■ WORK REQUIRED ■
Locate each line of the material that contains "Probability", then return it.

■ MATERIAL SUPPLIED ■
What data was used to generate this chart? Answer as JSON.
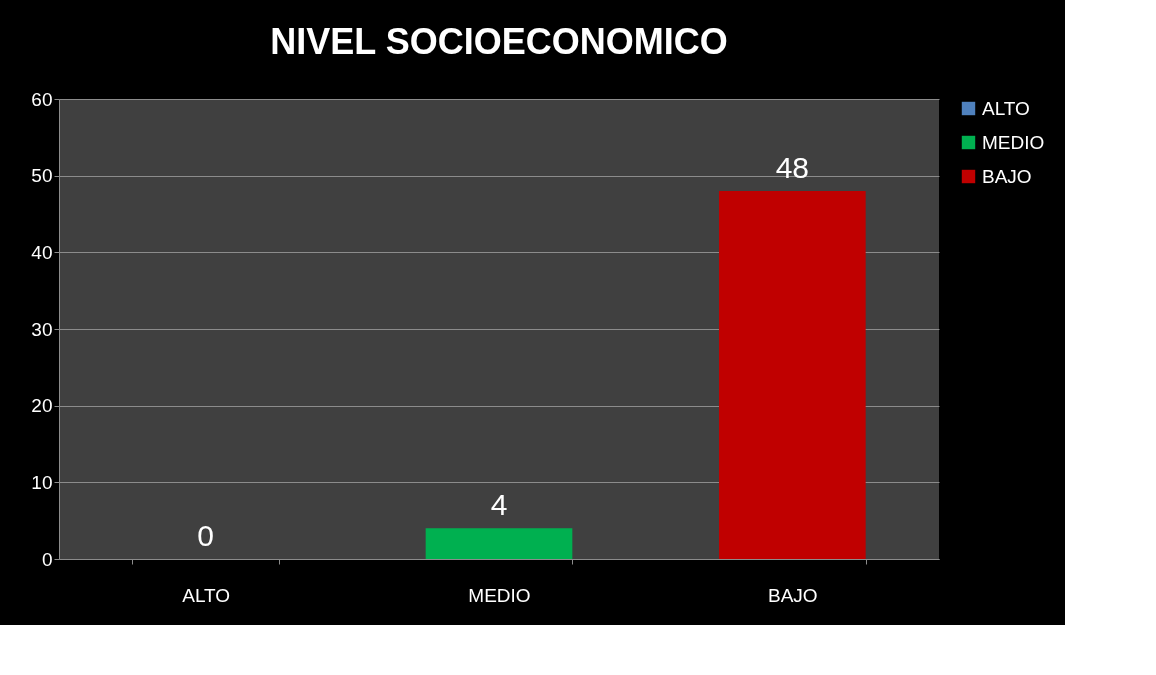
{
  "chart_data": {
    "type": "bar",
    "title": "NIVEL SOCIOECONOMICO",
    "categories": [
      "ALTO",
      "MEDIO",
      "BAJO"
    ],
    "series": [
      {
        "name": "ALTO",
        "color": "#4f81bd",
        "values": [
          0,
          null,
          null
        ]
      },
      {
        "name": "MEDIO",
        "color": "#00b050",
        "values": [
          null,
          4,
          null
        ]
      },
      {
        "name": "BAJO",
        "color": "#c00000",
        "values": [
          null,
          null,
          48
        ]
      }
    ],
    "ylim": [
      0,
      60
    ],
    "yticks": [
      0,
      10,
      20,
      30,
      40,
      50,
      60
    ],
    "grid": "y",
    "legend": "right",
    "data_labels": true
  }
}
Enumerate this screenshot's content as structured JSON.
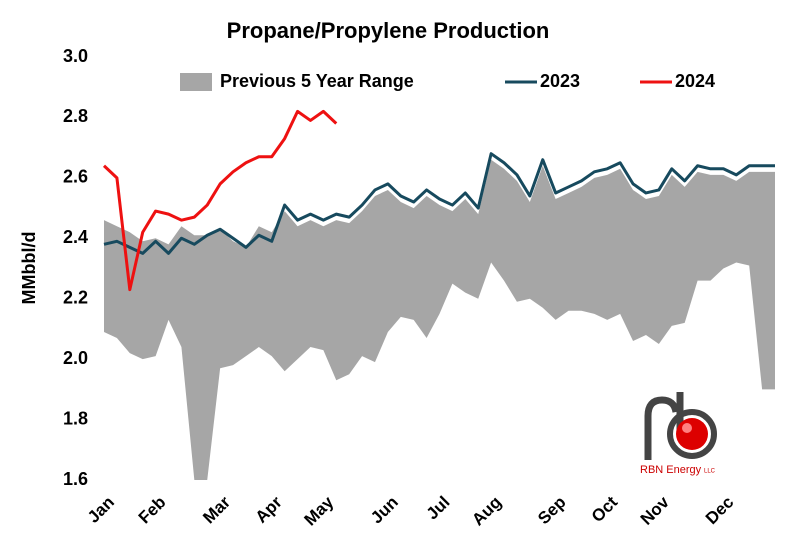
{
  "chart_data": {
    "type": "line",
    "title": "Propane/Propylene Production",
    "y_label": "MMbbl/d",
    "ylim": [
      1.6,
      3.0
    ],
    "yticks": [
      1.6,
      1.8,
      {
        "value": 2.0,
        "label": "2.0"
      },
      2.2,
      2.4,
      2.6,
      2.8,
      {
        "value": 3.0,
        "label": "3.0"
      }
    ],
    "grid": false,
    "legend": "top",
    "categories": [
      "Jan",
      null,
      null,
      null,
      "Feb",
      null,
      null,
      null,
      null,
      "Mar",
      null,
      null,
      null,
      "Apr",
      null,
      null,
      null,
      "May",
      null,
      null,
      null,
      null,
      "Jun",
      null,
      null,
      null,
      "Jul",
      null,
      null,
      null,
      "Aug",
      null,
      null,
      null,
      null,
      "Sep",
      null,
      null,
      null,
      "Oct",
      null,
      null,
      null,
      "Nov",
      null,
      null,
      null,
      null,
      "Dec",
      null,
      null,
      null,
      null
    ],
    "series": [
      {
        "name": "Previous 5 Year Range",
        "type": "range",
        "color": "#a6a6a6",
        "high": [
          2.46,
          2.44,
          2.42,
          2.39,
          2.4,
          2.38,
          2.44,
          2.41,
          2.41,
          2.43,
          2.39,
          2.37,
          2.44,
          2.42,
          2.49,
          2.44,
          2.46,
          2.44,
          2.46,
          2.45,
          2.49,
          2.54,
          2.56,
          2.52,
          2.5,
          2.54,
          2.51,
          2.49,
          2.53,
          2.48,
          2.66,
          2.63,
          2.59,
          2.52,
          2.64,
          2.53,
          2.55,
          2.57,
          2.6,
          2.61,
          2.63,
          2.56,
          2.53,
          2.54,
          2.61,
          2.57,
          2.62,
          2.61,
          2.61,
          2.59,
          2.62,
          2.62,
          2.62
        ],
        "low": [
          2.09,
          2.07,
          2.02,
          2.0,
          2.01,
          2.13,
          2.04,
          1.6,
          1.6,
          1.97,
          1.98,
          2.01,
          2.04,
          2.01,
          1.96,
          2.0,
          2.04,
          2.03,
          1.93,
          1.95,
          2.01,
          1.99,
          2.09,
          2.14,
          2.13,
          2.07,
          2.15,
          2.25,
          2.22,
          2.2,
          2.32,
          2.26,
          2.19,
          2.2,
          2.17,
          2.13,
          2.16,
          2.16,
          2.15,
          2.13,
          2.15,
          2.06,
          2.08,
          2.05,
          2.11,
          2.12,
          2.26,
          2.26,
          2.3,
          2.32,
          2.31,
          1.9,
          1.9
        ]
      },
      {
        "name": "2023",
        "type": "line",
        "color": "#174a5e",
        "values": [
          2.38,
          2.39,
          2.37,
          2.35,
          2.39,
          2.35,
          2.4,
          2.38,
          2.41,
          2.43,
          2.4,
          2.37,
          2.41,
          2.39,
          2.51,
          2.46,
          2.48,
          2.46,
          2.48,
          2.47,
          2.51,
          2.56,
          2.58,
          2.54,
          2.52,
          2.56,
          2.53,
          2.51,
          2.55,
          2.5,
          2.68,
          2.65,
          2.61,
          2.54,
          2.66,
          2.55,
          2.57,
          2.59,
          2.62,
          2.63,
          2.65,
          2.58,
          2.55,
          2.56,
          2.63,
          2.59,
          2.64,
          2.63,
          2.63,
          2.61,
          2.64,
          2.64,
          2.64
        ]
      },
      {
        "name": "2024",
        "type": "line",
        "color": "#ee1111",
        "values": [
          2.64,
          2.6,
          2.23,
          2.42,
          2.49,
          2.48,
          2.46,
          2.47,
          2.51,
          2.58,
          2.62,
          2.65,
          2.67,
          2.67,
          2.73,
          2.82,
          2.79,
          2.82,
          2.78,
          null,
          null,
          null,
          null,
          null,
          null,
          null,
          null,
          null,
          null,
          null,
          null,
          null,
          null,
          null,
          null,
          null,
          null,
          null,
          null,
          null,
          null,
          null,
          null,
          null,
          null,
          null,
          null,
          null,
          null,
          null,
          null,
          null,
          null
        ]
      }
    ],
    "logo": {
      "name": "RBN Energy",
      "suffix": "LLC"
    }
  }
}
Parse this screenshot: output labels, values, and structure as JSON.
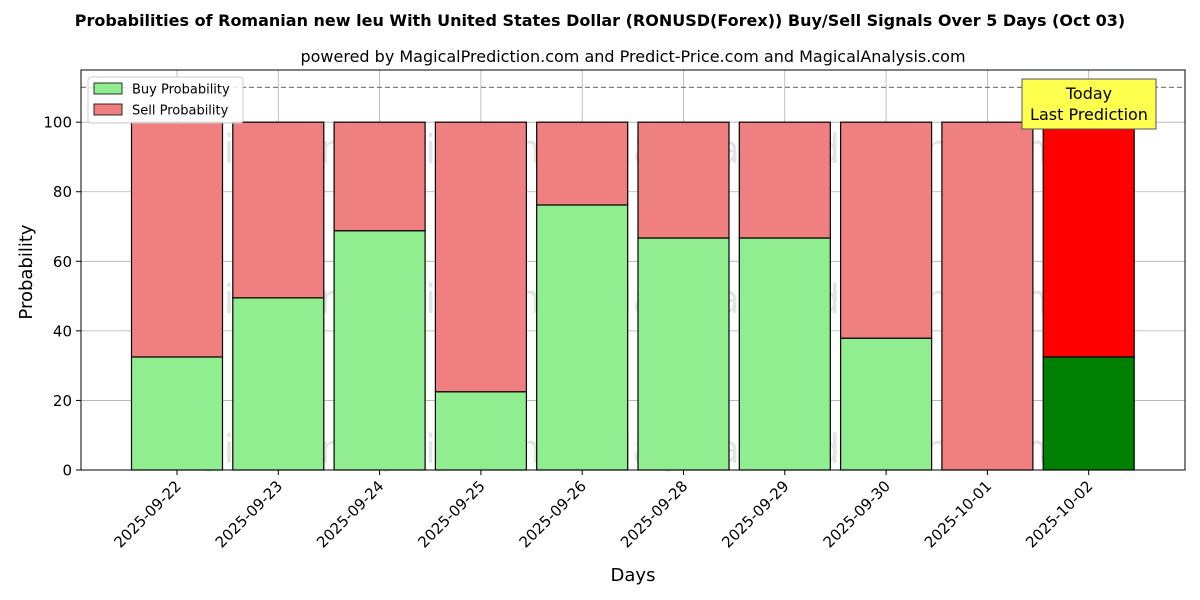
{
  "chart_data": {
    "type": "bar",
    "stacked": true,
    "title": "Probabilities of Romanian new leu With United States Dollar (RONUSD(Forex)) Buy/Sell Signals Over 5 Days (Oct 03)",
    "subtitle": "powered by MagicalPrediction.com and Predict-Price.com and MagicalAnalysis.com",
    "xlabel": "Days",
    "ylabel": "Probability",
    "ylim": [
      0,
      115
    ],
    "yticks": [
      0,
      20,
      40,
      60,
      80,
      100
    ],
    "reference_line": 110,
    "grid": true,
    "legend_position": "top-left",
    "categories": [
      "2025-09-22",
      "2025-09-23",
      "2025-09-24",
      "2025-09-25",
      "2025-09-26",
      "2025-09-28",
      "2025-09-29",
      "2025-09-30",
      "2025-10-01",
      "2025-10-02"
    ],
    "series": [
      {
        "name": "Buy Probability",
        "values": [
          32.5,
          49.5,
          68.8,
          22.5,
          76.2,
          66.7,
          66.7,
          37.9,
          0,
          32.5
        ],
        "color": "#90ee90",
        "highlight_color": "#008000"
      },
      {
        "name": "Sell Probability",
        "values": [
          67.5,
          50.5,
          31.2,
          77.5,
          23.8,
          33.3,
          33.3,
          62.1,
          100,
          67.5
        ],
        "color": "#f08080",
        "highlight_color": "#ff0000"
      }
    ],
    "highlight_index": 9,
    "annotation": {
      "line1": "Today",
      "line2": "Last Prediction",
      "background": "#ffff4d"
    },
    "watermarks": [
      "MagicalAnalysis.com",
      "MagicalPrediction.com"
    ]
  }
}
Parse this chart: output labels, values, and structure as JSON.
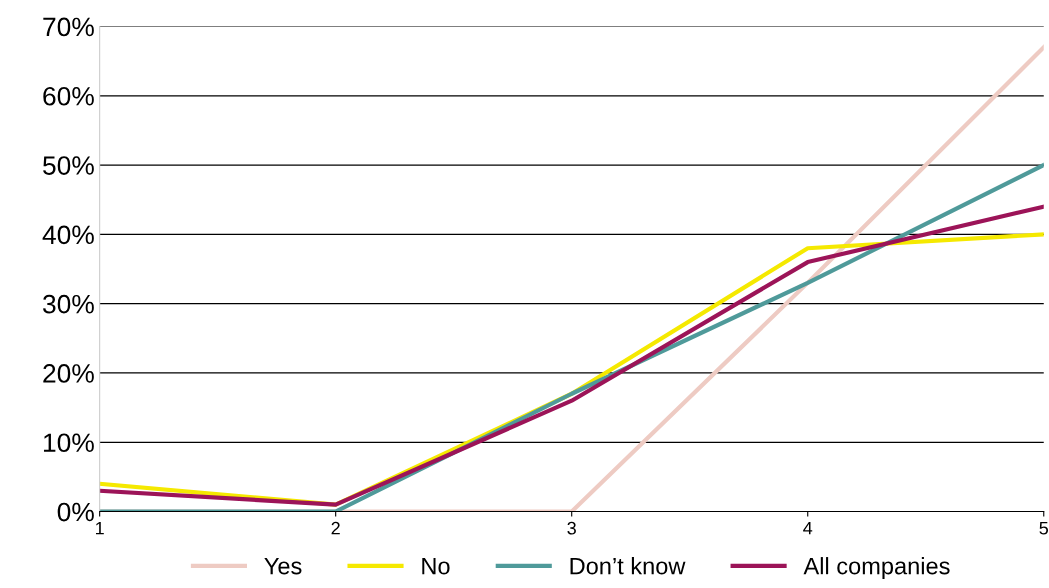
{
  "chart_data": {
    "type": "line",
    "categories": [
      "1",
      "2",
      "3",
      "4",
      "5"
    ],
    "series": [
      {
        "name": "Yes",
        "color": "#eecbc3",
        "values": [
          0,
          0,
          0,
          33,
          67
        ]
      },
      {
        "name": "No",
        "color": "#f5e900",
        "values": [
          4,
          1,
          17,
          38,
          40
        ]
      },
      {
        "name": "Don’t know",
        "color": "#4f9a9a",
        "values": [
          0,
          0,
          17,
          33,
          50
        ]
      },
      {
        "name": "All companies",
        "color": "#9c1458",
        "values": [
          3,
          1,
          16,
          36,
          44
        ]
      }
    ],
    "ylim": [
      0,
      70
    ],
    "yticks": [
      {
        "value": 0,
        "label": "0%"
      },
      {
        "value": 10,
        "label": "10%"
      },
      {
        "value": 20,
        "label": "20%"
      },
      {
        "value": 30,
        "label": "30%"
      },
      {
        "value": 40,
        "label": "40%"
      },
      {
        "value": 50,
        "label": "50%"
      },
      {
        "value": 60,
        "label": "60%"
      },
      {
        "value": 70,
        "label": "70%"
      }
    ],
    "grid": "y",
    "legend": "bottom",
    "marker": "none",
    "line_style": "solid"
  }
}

■ EXPECTED ANSWER ■
    "ylabel": "Probability",
        "name": "Buy Probability",
        "name": "Sell Probability",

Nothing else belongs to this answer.